■ WORK TO COMPLETE
The records that follow are to be repeated without alteration.

■ GIVEN INFORMATION
------------------------------

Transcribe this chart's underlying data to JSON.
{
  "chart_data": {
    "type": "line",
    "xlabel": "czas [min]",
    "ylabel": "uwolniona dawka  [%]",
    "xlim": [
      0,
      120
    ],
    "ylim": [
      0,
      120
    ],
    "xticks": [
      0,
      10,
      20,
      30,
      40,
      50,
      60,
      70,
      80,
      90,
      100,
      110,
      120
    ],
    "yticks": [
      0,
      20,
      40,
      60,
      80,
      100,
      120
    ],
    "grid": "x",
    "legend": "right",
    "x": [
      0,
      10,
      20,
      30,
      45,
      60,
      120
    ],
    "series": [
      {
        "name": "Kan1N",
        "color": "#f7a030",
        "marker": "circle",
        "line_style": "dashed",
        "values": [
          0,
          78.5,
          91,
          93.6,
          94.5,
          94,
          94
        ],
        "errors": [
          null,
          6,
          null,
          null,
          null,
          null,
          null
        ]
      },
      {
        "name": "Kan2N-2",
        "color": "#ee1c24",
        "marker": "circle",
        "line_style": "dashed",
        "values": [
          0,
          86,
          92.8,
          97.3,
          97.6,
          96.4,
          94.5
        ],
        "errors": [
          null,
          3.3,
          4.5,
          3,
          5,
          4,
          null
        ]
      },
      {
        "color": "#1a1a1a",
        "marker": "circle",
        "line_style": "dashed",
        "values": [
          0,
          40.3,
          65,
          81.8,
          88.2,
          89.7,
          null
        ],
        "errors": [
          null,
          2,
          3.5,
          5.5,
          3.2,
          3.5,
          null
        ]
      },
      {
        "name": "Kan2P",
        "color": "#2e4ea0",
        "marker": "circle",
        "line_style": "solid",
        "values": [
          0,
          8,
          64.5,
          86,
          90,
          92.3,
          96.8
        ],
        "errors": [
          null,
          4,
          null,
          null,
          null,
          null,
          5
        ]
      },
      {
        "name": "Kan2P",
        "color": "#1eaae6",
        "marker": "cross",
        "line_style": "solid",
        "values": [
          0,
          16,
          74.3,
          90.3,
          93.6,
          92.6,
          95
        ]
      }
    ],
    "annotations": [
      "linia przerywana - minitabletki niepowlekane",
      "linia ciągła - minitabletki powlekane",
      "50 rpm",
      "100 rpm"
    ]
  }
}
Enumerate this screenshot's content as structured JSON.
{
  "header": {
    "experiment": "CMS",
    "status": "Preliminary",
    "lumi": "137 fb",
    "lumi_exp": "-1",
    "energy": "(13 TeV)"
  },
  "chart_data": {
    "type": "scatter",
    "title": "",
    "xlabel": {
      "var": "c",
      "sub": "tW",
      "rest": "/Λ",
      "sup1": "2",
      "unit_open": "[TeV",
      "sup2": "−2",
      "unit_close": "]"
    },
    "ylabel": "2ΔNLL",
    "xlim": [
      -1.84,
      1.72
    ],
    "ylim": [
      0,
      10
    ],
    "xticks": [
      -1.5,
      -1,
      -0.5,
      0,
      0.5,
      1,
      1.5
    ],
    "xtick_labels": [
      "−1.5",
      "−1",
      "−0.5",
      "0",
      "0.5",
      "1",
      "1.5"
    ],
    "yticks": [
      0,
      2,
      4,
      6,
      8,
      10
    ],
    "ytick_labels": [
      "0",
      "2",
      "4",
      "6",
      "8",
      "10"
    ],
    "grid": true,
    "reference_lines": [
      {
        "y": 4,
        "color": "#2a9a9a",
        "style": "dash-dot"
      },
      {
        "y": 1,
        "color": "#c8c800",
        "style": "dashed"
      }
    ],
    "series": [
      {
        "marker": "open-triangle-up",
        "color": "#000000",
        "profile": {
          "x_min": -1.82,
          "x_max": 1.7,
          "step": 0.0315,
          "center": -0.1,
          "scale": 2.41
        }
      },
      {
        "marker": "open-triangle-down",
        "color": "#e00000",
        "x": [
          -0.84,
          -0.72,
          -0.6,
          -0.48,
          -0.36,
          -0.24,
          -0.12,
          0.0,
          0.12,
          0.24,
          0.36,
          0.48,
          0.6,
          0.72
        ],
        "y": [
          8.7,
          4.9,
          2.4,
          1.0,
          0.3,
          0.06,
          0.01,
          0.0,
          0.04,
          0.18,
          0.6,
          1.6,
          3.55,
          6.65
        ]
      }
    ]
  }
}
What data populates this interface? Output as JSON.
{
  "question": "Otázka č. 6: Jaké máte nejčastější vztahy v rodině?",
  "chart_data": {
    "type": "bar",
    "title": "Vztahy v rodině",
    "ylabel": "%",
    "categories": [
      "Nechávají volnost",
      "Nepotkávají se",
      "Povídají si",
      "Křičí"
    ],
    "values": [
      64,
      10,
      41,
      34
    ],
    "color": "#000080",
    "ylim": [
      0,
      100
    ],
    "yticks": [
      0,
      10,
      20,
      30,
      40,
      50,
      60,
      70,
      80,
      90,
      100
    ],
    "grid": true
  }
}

------------------------------

■ CORRECT RESULT
Transcribe this chart's underlying data to JSON.
{
  "chart_data": {
    "type": "line",
    "xlabel": "czas [min]",
    "ylabel": "uwolniona dawka  [%]",
    "xlim": [
      0,
      120
    ],
    "ylim": [
      0,
      120
    ],
    "xticks": [
      0,
      10,
      20,
      30,
      40,
      50,
      60,
      70,
      80,
      90,
      100,
      110,
      120
    ],
    "yticks": [
      0,
      20,
      40,
      60,
      80,
      100,
      120
    ],
    "grid": "x",
    "legend": "right",
    "x": [
      0,
      10,
      20,
      30,
      45,
      60,
      120
    ],
    "series": [
      {
        "name": "Kan1N",
        "color": "#f7a030",
        "marker": "circle",
        "line_style": "dashed",
        "values": [
          0,
          78.5,
          91,
          93.6,
          94.5,
          94,
          94
        ],
        "errors": [
          null,
          6,
          null,
          null,
          null,
          null,
          null
        ]
      },
      {
        "name": "Kan2N-2",
        "color": "#ee1c24",
        "marker": "circle",
        "line_style": "dashed",
        "values": [
          0,
          86,
          92.8,
          97.3,
          97.6,
          96.4,
          94.5
        ],
        "errors": [
          null,
          3.3,
          4.5,
          3,
          5,
          4,
          null
        ]
      },
      {
        "color": "#1a1a1a",
        "marker": "circle",
        "line_style": "dashed",
        "values": [
          0,
          40.3,
          65,
          81.8,
          88.2,
          89.7,
          null
        ],
        "errors": [
          null,
          2,
          3.5,
          5.5,
          3.2,
          3.5,
          null
        ]
      },
      {
        "name": "Kan2P",
        "color": "#2e4ea0",
        "marker": "circle",
        "line_style": "solid",
        "values": [
          0,
          8,
          64.5,
          86,
          90,
          92.3,
          96.8
        ],
        "errors": [
          null,
          4,
          null,
          null,
          null,
          null,
          5
        ]
      },
      {
        "name": "Kan2P",
        "color": "#1eaae6",
        "marker": "cross",
        "line_style": "solid",
        "values": [
          0,
          16,
          74.3,
          90.3,
          93.6,
          92.6,
          95
        ]
      }
    ],
    "annotations": [
      "linia przerywana - minitabletki niepowlekane",
      "linia ciągła - minitabletki powlekane",
      "50 rpm",
      "100 rpm"
    ]
  }
}
Enumerate this screenshot's content as structured JSON.
{
  "header": {
    "experiment": "CMS",
    "status": "Preliminary",
    "lumi": "137 fb",
    "lumi_exp": "-1",
    "energy": "(13 TeV)"
  },
  "chart_data": {
    "type": "scatter",
    "title": "",
    "xlabel": {
      "var": "c",
      "sub": "tW",
      "rest": "/Λ",
      "sup1": "2",
      "unit_open": "[TeV",
      "sup2": "−2",
      "unit_close": "]"
    },
    "ylabel": "2ΔNLL",
    "xlim": [
      -1.84,
      1.72
    ],
    "ylim": [
      0,
      10
    ],
    "xticks": [
      -1.5,
      -1,
      -0.5,
      0,
      0.5,
      1,
      1.5
    ],
    "xtick_labels": [
      "−1.5",
      "−1",
      "−0.5",
      "0",
      "0.5",
      "1",
      "1.5"
    ],
    "yticks": [
      0,
      2,
      4,
      6,
      8,
      10
    ],
    "ytick_labels": [
      "0",
      "2",
      "4",
      "6",
      "8",
      "10"
    ],
    "grid": true,
    "reference_lines": [
      {
        "y": 4,
        "color": "#2a9a9a",
        "style": "dash-dot"
      },
      {
        "y": 1,
        "color": "#c8c800",
        "style": "dashed"
      }
    ],
    "series": [
      {
        "marker": "open-triangle-up",
        "color": "#000000",
        "profile": {
          "x_min": -1.82,
          "x_max": 1.7,
          "step": 0.0315,
          "center": -0.1,
          "scale": 2.41
        }
      },
      {
        "marker": "open-triangle-down",
        "color": "#e00000",
        "x": [
          -0.84,
          -0.72,
          -0.6,
          -0.48,
          -0.36,
          -0.24,
          -0.12,
          0.0,
          0.12,
          0.24,
          0.36,
          0.48,
          0.6,
          0.72
        ],
        "y": [
          8.7,
          4.9,
          2.4,
          1.0,
          0.3,
          0.06,
          0.01,
          0.0,
          0.04,
          0.18,
          0.6,
          1.6,
          3.55,
          6.65
        ]
      }
    ]
  }
}
What data populates this interface? Output as JSON.
{
  "question": "Otázka č. 6: Jaké máte nejčastější vztahy v rodině?",
  "chart_data": {
    "type": "bar",
    "title": "Vztahy v rodině",
    "ylabel": "%",
    "categories": [
      "Nechávají volnost",
      "Nepotkávají se",
      "Povídají si",
      "Křičí"
    ],
    "values": [
      64,
      10,
      41,
      34
    ],
    "color": "#000080",
    "ylim": [
      0,
      100
    ],
    "yticks": [
      0,
      10,
      20,
      30,
      40,
      50,
      60,
      70,
      80,
      90,
      100
    ],
    "grid": true
  }
}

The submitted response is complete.